> **Given request**: The data below is to be returned in full and exactly.
## Begin Extracted data
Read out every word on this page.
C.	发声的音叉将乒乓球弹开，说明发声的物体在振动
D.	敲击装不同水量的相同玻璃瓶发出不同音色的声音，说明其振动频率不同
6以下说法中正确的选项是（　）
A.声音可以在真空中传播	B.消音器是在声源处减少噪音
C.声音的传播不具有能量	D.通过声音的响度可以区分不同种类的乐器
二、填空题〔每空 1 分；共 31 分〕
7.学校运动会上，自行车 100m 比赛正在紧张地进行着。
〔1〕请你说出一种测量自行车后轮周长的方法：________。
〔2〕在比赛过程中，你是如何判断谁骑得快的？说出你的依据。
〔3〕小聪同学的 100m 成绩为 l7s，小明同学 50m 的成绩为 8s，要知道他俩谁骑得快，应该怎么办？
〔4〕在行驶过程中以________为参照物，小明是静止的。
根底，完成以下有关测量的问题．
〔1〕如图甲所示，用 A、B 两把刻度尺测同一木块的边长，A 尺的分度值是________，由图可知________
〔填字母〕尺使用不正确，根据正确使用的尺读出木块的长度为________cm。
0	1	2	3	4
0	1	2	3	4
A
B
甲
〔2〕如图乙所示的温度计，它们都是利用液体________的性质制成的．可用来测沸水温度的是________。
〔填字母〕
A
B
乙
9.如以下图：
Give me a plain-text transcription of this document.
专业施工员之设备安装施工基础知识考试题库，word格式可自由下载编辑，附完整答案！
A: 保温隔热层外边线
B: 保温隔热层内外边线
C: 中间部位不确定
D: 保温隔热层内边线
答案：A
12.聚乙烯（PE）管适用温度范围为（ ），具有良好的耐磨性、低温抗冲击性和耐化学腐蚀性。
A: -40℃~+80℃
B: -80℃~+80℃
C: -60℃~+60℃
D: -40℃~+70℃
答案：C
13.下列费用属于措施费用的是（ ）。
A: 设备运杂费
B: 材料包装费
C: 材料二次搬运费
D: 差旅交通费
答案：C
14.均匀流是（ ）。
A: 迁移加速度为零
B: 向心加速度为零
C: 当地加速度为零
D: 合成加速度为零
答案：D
## End Extracted data
> **Exercise answer**:
Read out every word on this page.
C.	发声的音叉将乒乓球弹开，说明发声的物体在振动
D.	敲击装不同水量的相同玻璃瓶发出不同音色的声音，说明其振动频率不同
6以下说法中正确的选项是（　）
A.声音可以在真空中传播	B.消音器是在声源处减少噪音
C.声音的传播不具有能量	D.通过声音的响度可以区分不同种类的乐器
二、填空题〔每空 1 分；共 31 分〕
7.学校运动会上，自行车 100m 比赛正在紧张地进行着。
〔1〕请你说出一种测量自行车后轮周长的方法：________。
〔2〕在比赛过程中，你是如何判断谁骑得快的？说出你的依据。
〔3〕小聪同学的 100m 成绩为 l7s，小明同学 50m 的成绩为 8s，要知道他俩谁骑得快，应该怎么办？
〔4〕在行驶过程中以________为参照物，小明是静止的。
根底，完成以下有关测量的问题．
〔1〕如图甲所示，用 A、B 两把刻度尺测同一木块的边长，A 尺的分度值是________，由图可知________
〔填字母〕尺使用不正确，根据正确使用的尺读出木块的长度为________cm。
0	1	2	3	4
0	1	2	3	4
A
B
甲
〔2〕如图乙所示的温度计，它们都是利用液体________的性质制成的．可用来测沸水温度的是________。
〔填字母〕
A
B
乙
9.如以下图：
Give me a plain-text transcription of this document.
专业施工员之设备安装施工基础知识考试题库，word格式可自由下载编辑，附完整答案！
A: 保温隔热层外边线
B: 保温隔热层内外边线
C: 中间部位不确定
D: 保温隔热层内边线
答案：A
12.聚乙烯（PE）管适用温度范围为（ ），具有良好的耐磨性、低温抗冲击性和耐化学腐蚀性。
A: -40℃~+80℃
B: -80℃~+80℃
C: -60℃~+60℃
D: -40℃~+70℃
答案：C
13.下列费用属于措施费用的是（ ）。
A: 设备运杂费
B: 材料包装费
C: 材料二次搬运费
D: 差旅交通费
答案：C
14.均匀流是（ ）。
A: 迁移加速度为零
B: 向心加速度为零
C: 当地加速度为零
D: 合成加速度为零
答案：D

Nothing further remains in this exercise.